═══ Recorded data

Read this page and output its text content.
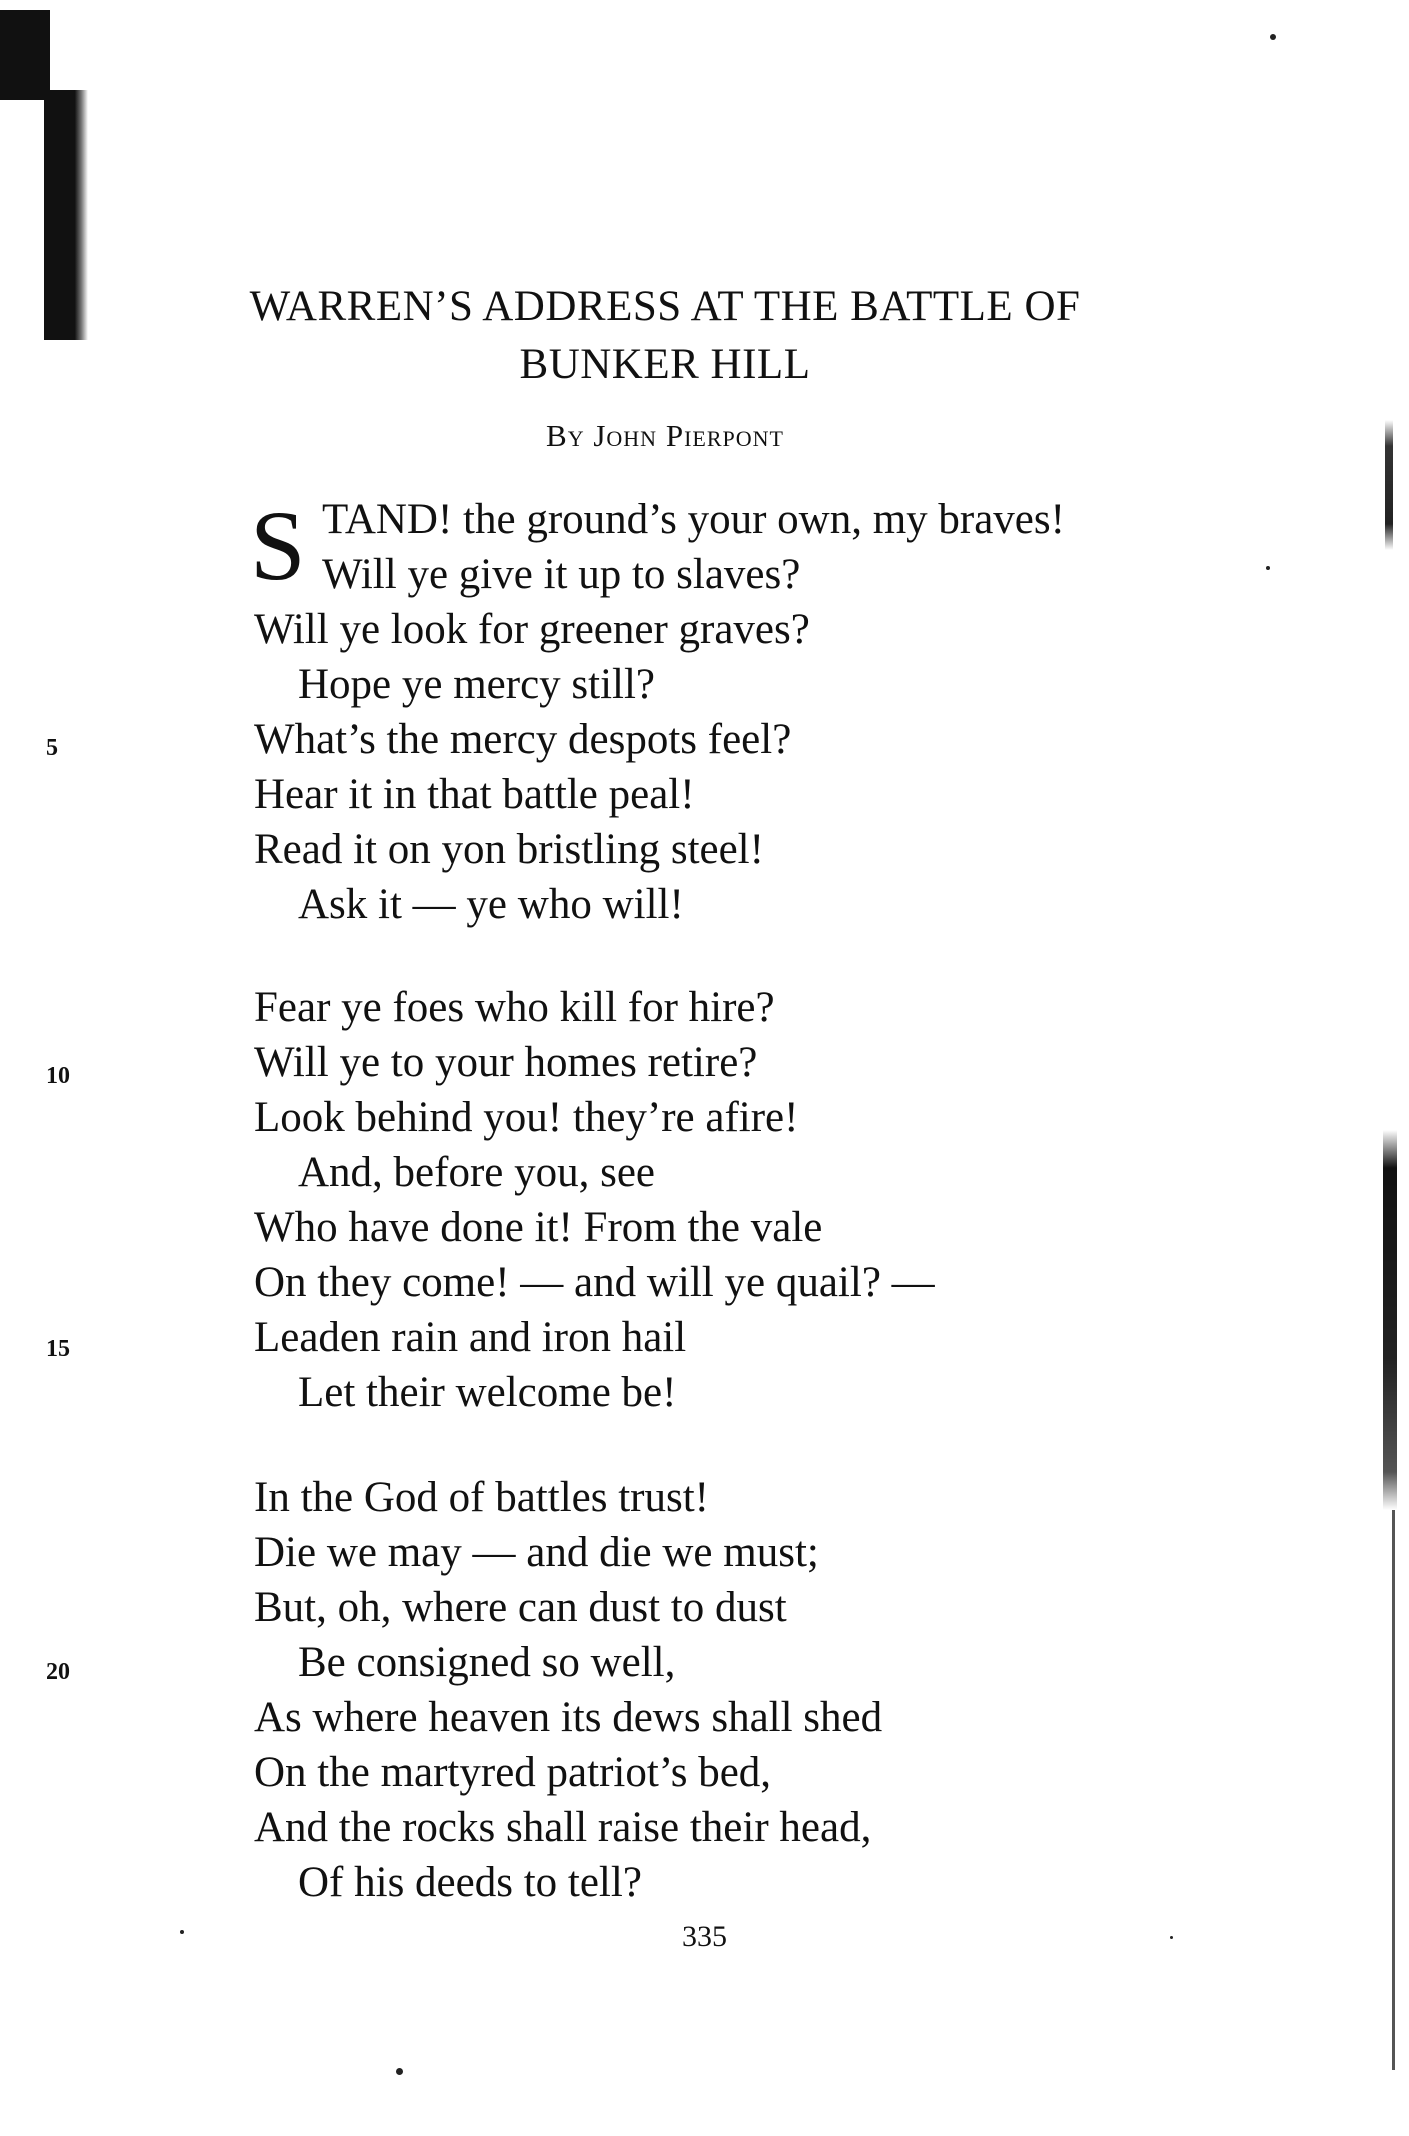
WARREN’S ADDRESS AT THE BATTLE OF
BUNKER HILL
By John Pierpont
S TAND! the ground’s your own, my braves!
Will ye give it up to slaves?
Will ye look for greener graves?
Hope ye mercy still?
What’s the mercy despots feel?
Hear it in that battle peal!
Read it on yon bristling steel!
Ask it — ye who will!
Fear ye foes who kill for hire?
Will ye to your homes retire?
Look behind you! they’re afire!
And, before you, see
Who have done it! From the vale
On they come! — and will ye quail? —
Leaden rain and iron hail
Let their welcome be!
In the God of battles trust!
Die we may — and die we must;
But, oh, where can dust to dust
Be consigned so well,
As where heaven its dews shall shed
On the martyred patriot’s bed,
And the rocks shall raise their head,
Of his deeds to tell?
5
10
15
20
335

══════
═══ Recorded data

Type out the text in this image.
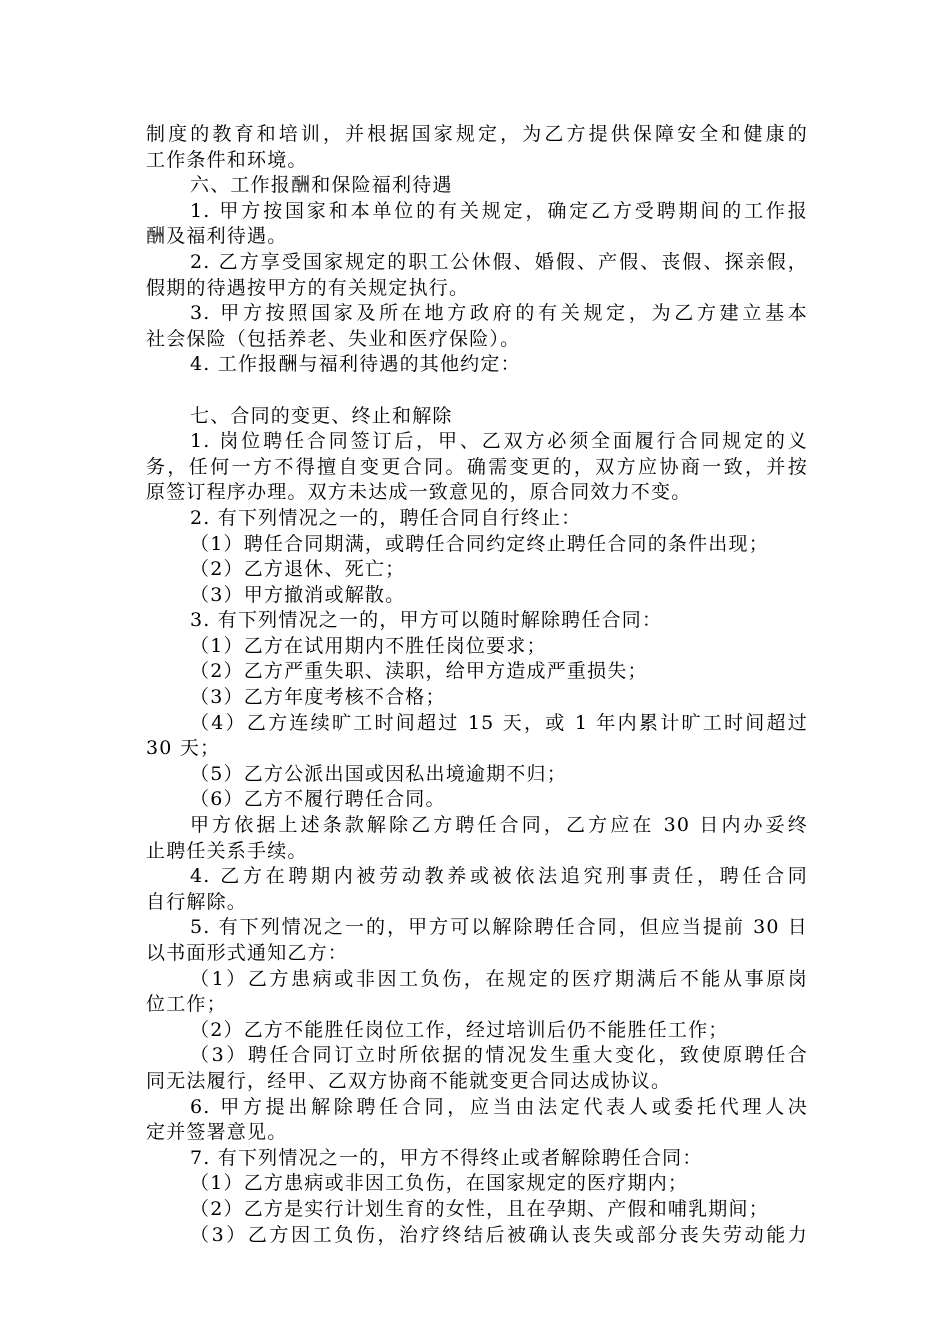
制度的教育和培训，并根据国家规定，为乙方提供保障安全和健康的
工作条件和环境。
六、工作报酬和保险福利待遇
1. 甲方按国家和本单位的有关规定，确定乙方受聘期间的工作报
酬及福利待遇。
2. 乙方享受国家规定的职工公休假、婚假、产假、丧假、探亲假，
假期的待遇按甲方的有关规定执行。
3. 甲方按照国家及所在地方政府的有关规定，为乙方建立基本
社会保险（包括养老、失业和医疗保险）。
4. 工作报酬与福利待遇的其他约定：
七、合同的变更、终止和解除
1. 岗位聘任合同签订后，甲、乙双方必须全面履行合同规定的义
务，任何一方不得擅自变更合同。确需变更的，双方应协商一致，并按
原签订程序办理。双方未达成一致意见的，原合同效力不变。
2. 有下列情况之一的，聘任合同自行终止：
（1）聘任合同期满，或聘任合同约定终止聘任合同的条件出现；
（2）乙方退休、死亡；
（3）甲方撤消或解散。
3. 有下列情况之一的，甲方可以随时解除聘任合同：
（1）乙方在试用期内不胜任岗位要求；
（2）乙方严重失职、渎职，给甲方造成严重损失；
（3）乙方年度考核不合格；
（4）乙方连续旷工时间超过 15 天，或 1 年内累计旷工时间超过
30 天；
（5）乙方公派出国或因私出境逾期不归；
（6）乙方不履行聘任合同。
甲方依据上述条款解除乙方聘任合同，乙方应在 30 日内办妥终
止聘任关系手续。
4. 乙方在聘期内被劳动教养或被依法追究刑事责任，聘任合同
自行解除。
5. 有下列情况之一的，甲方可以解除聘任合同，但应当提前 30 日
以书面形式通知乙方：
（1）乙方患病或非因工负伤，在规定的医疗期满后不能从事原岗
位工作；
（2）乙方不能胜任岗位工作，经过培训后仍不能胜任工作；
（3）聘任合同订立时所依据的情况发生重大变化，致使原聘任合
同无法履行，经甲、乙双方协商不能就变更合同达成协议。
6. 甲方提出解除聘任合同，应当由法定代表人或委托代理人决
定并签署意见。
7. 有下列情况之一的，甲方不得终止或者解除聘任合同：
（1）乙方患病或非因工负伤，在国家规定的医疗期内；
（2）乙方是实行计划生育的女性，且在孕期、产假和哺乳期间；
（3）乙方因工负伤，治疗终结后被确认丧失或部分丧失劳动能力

══════

(Requirement) Compute the number of lines above that contain the string "this". Reply with that value only.

(Answer) 2